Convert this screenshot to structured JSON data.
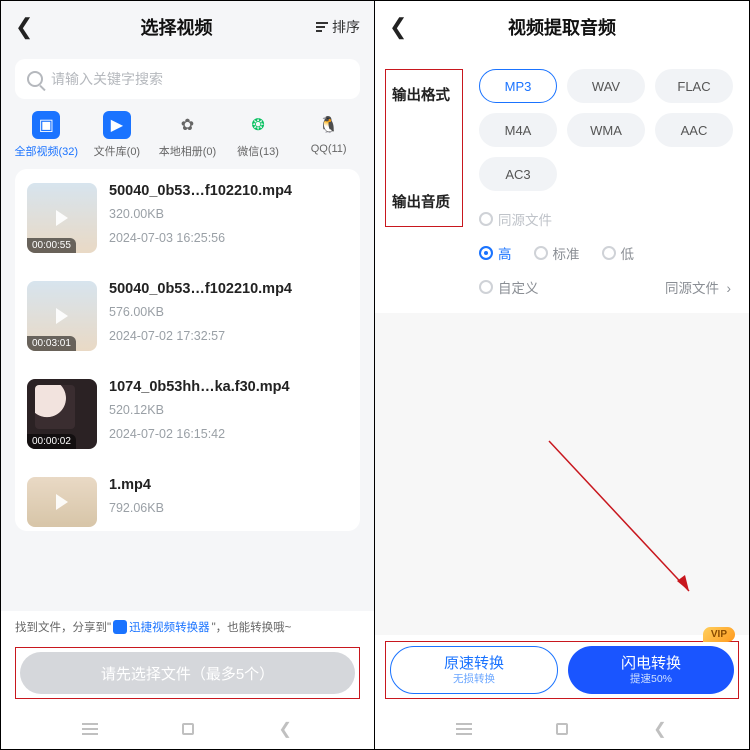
{
  "left": {
    "title": "选择视频",
    "sort_label": "排序",
    "search_placeholder": "请输入关键字搜索",
    "cats": [
      {
        "label": "全部视频(32)"
      },
      {
        "label": "文件库(0)"
      },
      {
        "label": "本地相册(0)"
      },
      {
        "label": "微信(13)"
      },
      {
        "label": "QQ(11)"
      }
    ],
    "files": [
      {
        "name": "50040_0b53…f102210.mp4",
        "size": "320.00KB",
        "date": "2024-07-03 16:25:56",
        "dur": "00:00:55"
      },
      {
        "name": "50040_0b53…f102210.mp4",
        "size": "576.00KB",
        "date": "2024-07-02 17:32:57",
        "dur": "00:03:01"
      },
      {
        "name": "1074_0b53hh…ka.f30.mp4",
        "size": "520.12KB",
        "date": "2024-07-02 16:15:42",
        "dur": "00:00:02"
      },
      {
        "name": "1.mp4",
        "size": "792.06KB",
        "date": "",
        "dur": ""
      }
    ],
    "tip_a": "找到文件，分享到\"",
    "tip_app": "迅捷视频转换器",
    "tip_b": "\"，也能转换哦~",
    "main_btn": "请先选择文件（最多5个）"
  },
  "right": {
    "title": "视频提取音频",
    "format_label": "输出格式",
    "formats": [
      "MP3",
      "WAV",
      "FLAC",
      "M4A",
      "WMA",
      "AAC",
      "AC3"
    ],
    "quality_label": "输出音质",
    "qual_src": "同源文件",
    "qual_hi": "高",
    "qual_std": "标准",
    "qual_low": "低",
    "qual_custom": "自定义",
    "qual_srcfile": "同源文件",
    "vip": "VIP",
    "btn1_t": "原速转换",
    "btn1_s": "无损转换",
    "btn2_t": "闪电转换",
    "btn2_s": "提速50%"
  }
}
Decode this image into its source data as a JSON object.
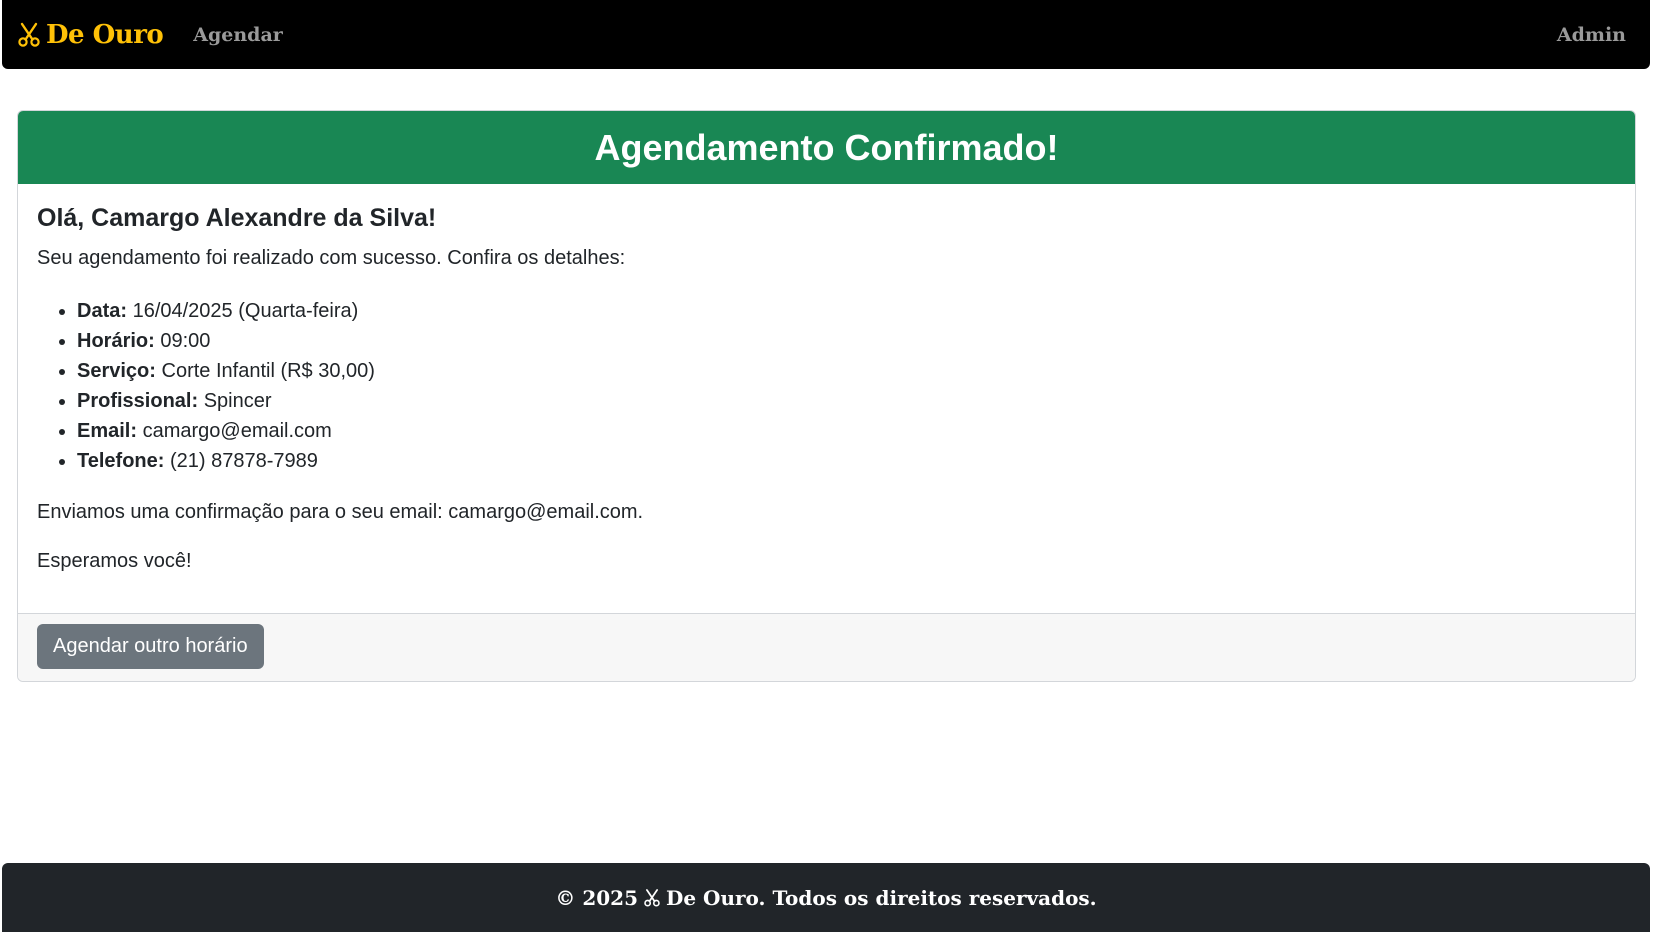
{
  "nav": {
    "brand": "De Ouro",
    "agendar": "Agendar",
    "admin": "Admin"
  },
  "card": {
    "title": "Agendamento Confirmado!",
    "greeting": "Olá, Camargo Alexandre da Silva!",
    "intro": "Seu agendamento foi realizado com sucesso. Confira os detalhes:",
    "details": [
      {
        "label": "Data:",
        "value": "16/04/2025 (Quarta-feira)"
      },
      {
        "label": "Horário:",
        "value": "09:00"
      },
      {
        "label": "Serviço:",
        "value": "Corte Infantil (R$ 30,00)"
      },
      {
        "label": "Profissional:",
        "value": "Spincer"
      },
      {
        "label": "Email:",
        "value": "camargo@email.com"
      },
      {
        "label": "Telefone:",
        "value": "(21) 87878-7989"
      }
    ],
    "confirmation": "Enviamos uma confirmação para o seu email: camargo@email.com.",
    "closing": "Esperamos você!",
    "button": "Agendar outro horário"
  },
  "footer": {
    "prefix": "© 2025",
    "suffix": "De Ouro. Todos os direitos reservados."
  },
  "colors": {
    "brand": "#ffc107",
    "success": "#198754",
    "secondary": "#6c757d",
    "footer_bg": "#212529"
  },
  "icons": {
    "brand_icon": "scissors-icon"
  }
}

-=-=-

**What to do**
Say how many lines in this listing hold the string "name", giving the count and nothing more.

**Exercise result**
4